• Text provided:
★ ★ ★

Availability: For rent or purchase on Amazon Prime; see JustWatch here for future expanded availability.


More Drama than Docu


A mother’s gripping account of being kidnapped as she is about to go into labor, giving birth in the back seat of the taxi speeding her away while handcuffed and blindfolded, the umbilical cord dragging on the floor of the cab. A young lawyer crying as she sees in photographic evidence the legs and sneakers, much like her own, of a dead woman. The mother is one of many witnesses (out of the 800 accounts collected by that young lawyer and others) who testified in the trial of Argentina’s brutal Commanders, the military “Juntas” who sought to eradicate all opposition to their 1976-1983 rule (in part funded by the U.S.). From 9,000 to 30,000 people died, the widely divergent estimates reflecting the Argentinians who simply “disappeared.” Recreating the heartbreaking, emotive testimony of key witnesses, and using archival materials, Director Santiago Mitre vividly presents the 1985 “Trial of the Juntas” that proved crucial to Argentina’s democracy.


The 1985 civil "Trial of the Juntas" (military men)

proved crucial to Argentina's fledgling democracy.


As Donald Trump’s difficulties with the law have revealed, nothing is more fraught than the act of bringing charges against high-ranking public officials. Inevitably, that process involves novel legal theories and analysis. Yet “Argentina, 1985” eschews legal intricacies and the details of legal procedures. There’s no Perry Mason. Instead, a self-described funcionario, or official, the country’s lone Federal prosecutor, is the unlikely, even unwilling, hero in “Argentina, 1985.”

 

How will this man, silent during the long years of the Junta, carry out his duty?

 

That Federal prosecutor is the middle-aged, middle-class, middle-temperament, “cool” Julio César Strassera (Ricardo Darin). How will this man, silent during the long years of the Junta, carry out his duty? And how will the country and the still powerful military react to any trial after the Juntas’ reign of terror—kidnapping, torture, rape and murder, tactics they used in their “Dirty War” against so-called left-wing subversives?

 

Strassera's path parallels the country’s.

 

Mitre presents this critical post-Junta period in Argentine history as a personal, and familial, story and arc: Strassera’s movement from reluctant functionary to impassioned representative of the victims. His path parallels the country’s, its collective effort to comprehend what has happened, to absorb the revelations emotionally as well as factually, and to preserve its fragile republic.


Director Santiago Mitre presents the legal drama as a family one; above, standing,

Ricardo Darin as Prosecutor Strassera, in his living room

with his family: daughter Verónica (Gina Mastronicola), wife Silvia

(Alejandra Flechner), and son Javier (Santiago Armas Estevarena).

★ ★ ★

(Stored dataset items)
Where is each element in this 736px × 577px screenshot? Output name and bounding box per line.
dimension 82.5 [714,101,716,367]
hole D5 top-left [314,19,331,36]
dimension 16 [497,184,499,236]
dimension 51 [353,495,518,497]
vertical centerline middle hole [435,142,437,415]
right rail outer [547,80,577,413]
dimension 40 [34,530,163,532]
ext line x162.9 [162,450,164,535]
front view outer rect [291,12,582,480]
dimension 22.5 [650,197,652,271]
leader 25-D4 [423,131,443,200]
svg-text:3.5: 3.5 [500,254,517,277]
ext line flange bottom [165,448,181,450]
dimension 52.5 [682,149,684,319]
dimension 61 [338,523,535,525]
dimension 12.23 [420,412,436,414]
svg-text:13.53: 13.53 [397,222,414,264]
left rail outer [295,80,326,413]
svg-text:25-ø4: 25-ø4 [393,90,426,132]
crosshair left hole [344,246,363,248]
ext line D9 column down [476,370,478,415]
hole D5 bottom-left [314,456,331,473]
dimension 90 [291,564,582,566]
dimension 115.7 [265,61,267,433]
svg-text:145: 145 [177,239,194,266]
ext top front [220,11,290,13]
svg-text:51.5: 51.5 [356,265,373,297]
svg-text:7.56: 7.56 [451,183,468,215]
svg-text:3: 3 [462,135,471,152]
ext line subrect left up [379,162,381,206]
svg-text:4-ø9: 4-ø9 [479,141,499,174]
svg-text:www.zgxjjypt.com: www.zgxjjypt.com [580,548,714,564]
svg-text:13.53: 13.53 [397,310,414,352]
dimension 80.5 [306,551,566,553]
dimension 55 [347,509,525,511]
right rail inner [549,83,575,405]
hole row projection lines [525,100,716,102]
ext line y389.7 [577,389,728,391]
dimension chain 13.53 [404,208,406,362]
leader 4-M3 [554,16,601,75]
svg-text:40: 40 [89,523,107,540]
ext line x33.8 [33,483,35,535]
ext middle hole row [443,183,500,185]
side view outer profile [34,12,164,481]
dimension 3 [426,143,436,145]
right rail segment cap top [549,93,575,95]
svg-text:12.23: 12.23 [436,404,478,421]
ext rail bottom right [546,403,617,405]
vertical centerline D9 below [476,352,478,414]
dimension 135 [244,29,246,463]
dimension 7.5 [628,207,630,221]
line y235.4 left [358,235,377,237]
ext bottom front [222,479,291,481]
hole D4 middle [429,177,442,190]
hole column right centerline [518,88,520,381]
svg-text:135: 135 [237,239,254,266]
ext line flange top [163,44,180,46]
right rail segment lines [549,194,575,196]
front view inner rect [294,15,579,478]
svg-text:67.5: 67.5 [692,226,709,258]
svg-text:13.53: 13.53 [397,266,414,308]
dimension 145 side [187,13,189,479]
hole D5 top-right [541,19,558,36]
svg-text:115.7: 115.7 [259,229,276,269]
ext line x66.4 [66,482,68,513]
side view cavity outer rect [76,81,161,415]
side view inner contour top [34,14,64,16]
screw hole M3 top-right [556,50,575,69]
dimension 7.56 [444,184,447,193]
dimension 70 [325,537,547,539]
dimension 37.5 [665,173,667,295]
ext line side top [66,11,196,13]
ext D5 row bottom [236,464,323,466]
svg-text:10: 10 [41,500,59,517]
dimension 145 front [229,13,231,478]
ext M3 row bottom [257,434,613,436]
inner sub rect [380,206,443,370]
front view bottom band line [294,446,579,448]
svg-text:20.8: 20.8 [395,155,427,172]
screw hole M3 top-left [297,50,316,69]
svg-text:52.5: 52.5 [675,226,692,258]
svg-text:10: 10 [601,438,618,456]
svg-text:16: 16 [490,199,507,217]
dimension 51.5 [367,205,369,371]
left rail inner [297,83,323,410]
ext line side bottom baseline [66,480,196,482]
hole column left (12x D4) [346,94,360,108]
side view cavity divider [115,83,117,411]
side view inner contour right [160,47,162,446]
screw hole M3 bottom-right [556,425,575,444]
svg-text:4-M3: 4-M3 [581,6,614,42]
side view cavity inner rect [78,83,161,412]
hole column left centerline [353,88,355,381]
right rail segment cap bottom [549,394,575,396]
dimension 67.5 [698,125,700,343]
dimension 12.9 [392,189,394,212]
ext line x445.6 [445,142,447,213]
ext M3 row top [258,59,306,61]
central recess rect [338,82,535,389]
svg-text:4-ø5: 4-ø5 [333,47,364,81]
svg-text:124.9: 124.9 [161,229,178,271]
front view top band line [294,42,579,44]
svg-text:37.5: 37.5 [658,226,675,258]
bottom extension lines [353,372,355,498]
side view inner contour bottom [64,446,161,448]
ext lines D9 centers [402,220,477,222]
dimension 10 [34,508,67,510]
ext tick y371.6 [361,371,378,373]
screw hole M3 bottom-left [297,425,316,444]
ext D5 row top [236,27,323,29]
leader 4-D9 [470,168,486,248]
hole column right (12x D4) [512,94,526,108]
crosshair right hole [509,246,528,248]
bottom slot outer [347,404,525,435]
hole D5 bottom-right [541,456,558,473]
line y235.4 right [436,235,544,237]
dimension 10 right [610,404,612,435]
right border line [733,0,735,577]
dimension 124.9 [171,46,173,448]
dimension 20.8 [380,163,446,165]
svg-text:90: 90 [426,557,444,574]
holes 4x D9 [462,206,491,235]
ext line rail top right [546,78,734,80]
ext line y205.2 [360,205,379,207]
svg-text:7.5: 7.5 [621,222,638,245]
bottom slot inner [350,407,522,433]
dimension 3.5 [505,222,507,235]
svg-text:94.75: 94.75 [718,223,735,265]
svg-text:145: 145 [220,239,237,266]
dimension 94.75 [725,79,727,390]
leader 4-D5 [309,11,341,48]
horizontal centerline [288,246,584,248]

★ ★ ★

• Stated problem A: Return the passage of the film review between "Strassera's path parallels" and "its fragile republic.", inclusive.
• Stated problem B: Based on the film review, decide whether each statement agrees with it: (i) The 800 accounts were collected by the young lawyer alone. (ii) "Argentina, 1985" concentrates on the details of legal procedures. (iii) Ricardo Darin plays Julio César Strassera. Give yes or no for each, quoting the deciding words.

• Worked answer A:
Strassera's path parallels the country’s.

 

Mitre presents this critical post-Junta period in Argentine history as a personal, and familial, story and arc: Strassera’s movement from reluctant functionary to impassioned representative of the victims. His path parallels the country’s, its collective effort to comprehend what has happened, to absorb the revelations emotionally as well as factually, and to preserve its fragile republic.

• Worked answer B:
(i) No: "out of the 800 accounts collected by that young lawyer and others"
(ii) No: "“Argentina, 1985” eschews legal intricacies and the details of legal procedures"
(iii) Yes: "Julio César Strassera (Ricardo Darin)"